### TASK PROMPT
For each line below that contains the string "into", copy that line.

### DATASET RECORDS
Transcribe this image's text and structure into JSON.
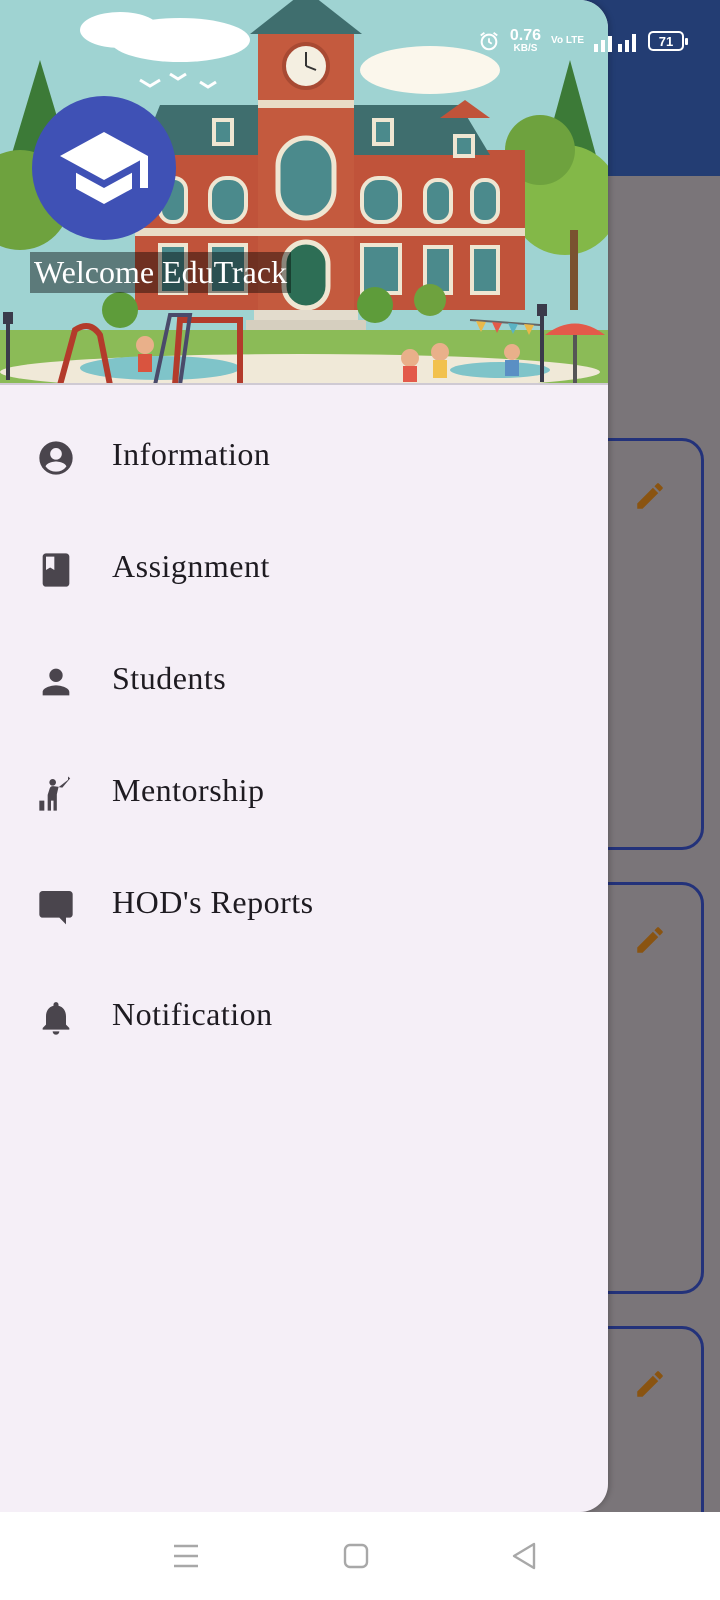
{
  "status_bar": {
    "time": "",
    "network_speed_value": "0.76",
    "network_speed_unit": "KB/S",
    "volte": "Vo LTE",
    "battery": "71"
  },
  "drawer": {
    "welcome_text": "Welcome EduTrack",
    "menu_items": [
      {
        "label": "Information",
        "icon": "account-circle-icon"
      },
      {
        "label": "Assignment",
        "icon": "book-icon"
      },
      {
        "label": "Students",
        "icon": "person-icon"
      },
      {
        "label": "Mentorship",
        "icon": "mentorship-icon"
      },
      {
        "label": "HOD's Reports",
        "icon": "chat-bubble-icon"
      },
      {
        "label": "Notification",
        "icon": "bell-icon"
      }
    ]
  },
  "colors": {
    "app_bar": "#233d73",
    "avatar": "#3f51b5",
    "drawer_bg": "#f5eff7",
    "scrim": "#7a7579",
    "card_border": "#23327a",
    "edit_icon": "#8a5411",
    "menu_icon": "#4a454d"
  }
}
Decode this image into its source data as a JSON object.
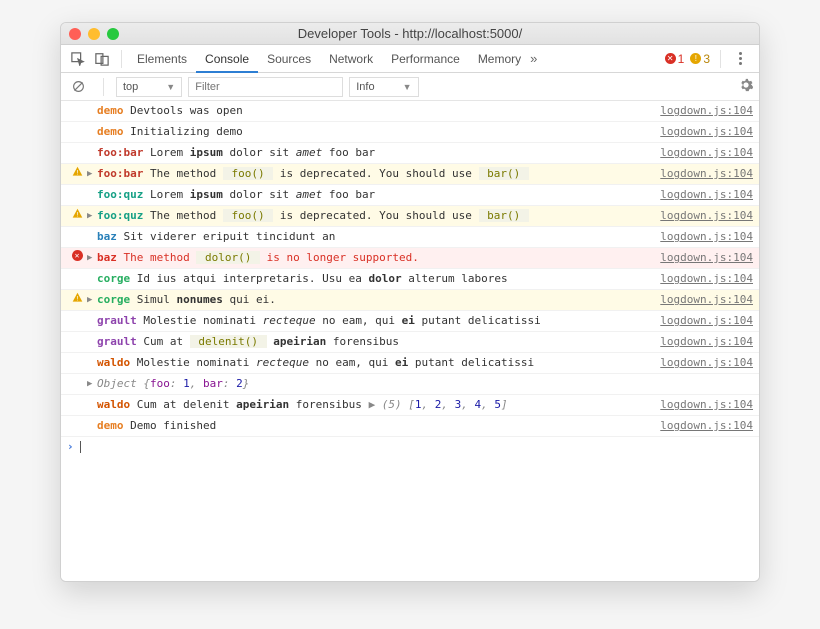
{
  "window_title": "Developer Tools - http://localhost:5000/",
  "tabs": [
    "Elements",
    "Console",
    "Sources",
    "Network",
    "Performance",
    "Memory"
  ],
  "active_tab": "Console",
  "error_count": "1",
  "warning_count": "3",
  "context_select": "top",
  "filter_placeholder": "Filter",
  "level_select": "Info",
  "overflow_glyph": "»",
  "source_link": "logdown.js:104",
  "logs": [
    {
      "level": "log",
      "tag": "demo",
      "tagcls": "tag-demo",
      "expand": false,
      "segs": [
        {
          "t": " Devtools was open"
        }
      ]
    },
    {
      "level": "log",
      "tag": "demo",
      "tagcls": "tag-demo",
      "expand": false,
      "segs": [
        {
          "t": " Initializing demo"
        }
      ]
    },
    {
      "level": "log",
      "tag": "foo:bar",
      "tagcls": "tag-foobar",
      "expand": false,
      "segs": [
        {
          "t": " Lorem "
        },
        {
          "t": "ipsum",
          "cls": "b"
        },
        {
          "t": " dolor sit "
        },
        {
          "t": "amet",
          "cls": "i"
        },
        {
          "t": " foo bar"
        }
      ]
    },
    {
      "level": "warning",
      "tag": "foo:bar",
      "tagcls": "tag-foobar",
      "expand": true,
      "segs": [
        {
          "t": " The method "
        },
        {
          "t": " foo() ",
          "cls": "code"
        },
        {
          "t": " is deprecated. You should use "
        },
        {
          "t": " bar() ",
          "cls": "code"
        }
      ]
    },
    {
      "level": "log",
      "tag": "foo:quz",
      "tagcls": "tag-fooquz",
      "expand": false,
      "segs": [
        {
          "t": " Lorem "
        },
        {
          "t": "ipsum",
          "cls": "b"
        },
        {
          "t": " dolor sit "
        },
        {
          "t": "amet",
          "cls": "i"
        },
        {
          "t": " foo bar"
        }
      ]
    },
    {
      "level": "warning",
      "tag": "foo:quz",
      "tagcls": "tag-fooquz",
      "expand": true,
      "segs": [
        {
          "t": " The method "
        },
        {
          "t": " foo() ",
          "cls": "code"
        },
        {
          "t": " is deprecated. You should use "
        },
        {
          "t": " bar() ",
          "cls": "code"
        }
      ]
    },
    {
      "level": "log",
      "tag": "baz",
      "tagcls": "tag-baz",
      "expand": false,
      "segs": [
        {
          "t": " Sit viderer eripuit tincidunt an"
        }
      ]
    },
    {
      "level": "error",
      "tag": "baz",
      "tagcls": "tag-baz",
      "expand": true,
      "segs": [
        {
          "t": " The method "
        },
        {
          "t": " dolor() ",
          "cls": "code"
        },
        {
          "t": " is no longer supported."
        }
      ]
    },
    {
      "level": "log",
      "tag": "corge",
      "tagcls": "tag-corge",
      "expand": false,
      "segs": [
        {
          "t": " Id ius atqui interpretaris. Usu ea "
        },
        {
          "t": "dolor",
          "cls": "b"
        },
        {
          "t": " alterum labores"
        }
      ]
    },
    {
      "level": "warning",
      "tag": "corge",
      "tagcls": "tag-corge",
      "expand": true,
      "segs": [
        {
          "t": " Simul "
        },
        {
          "t": "nonumes",
          "cls": "b"
        },
        {
          "t": " qui ei."
        }
      ]
    },
    {
      "level": "log",
      "tag": "grault",
      "tagcls": "tag-grault",
      "expand": false,
      "segs": [
        {
          "t": " Molestie nominati "
        },
        {
          "t": "recteque",
          "cls": "i"
        },
        {
          "t": " no eam, qui "
        },
        {
          "t": "ei",
          "cls": "b"
        },
        {
          "t": " putant delicatissi"
        }
      ]
    },
    {
      "level": "log",
      "tag": "grault",
      "tagcls": "tag-grault",
      "expand": false,
      "segs": [
        {
          "t": " Cum at "
        },
        {
          "t": " delenit() ",
          "cls": "code"
        },
        {
          "t": " "
        },
        {
          "t": "apeirian",
          "cls": "b"
        },
        {
          "t": " forensibus"
        }
      ]
    },
    {
      "level": "log",
      "tag": "waldo",
      "tagcls": "tag-waldo",
      "expand": false,
      "segs": [
        {
          "t": " Molestie nominati "
        },
        {
          "t": "recteque",
          "cls": "i"
        },
        {
          "t": " no eam, qui "
        },
        {
          "t": "ei",
          "cls": "b"
        },
        {
          "t": " putant delicatissi"
        }
      ],
      "obj": {
        "type": "object",
        "preview": [
          {
            "k": "foo",
            "v": "1"
          },
          {
            "k": "bar",
            "v": "2"
          }
        ]
      }
    },
    {
      "level": "log",
      "tag": "waldo",
      "tagcls": "tag-waldo",
      "expand": false,
      "segs": [
        {
          "t": " Cum at delenit "
        },
        {
          "t": "apeirian",
          "cls": "b"
        },
        {
          "t": " forensibus "
        }
      ],
      "arr": {
        "len": "5",
        "items": [
          "1",
          "2",
          "3",
          "4",
          "5"
        ]
      }
    },
    {
      "level": "log",
      "tag": "demo",
      "tagcls": "tag-demo",
      "expand": false,
      "segs": [
        {
          "t": " Demo finished"
        }
      ]
    }
  ]
}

### SOLUTION
Transcribe this image's text and structure into JSON.
Decode this image into its source data as a JSON object.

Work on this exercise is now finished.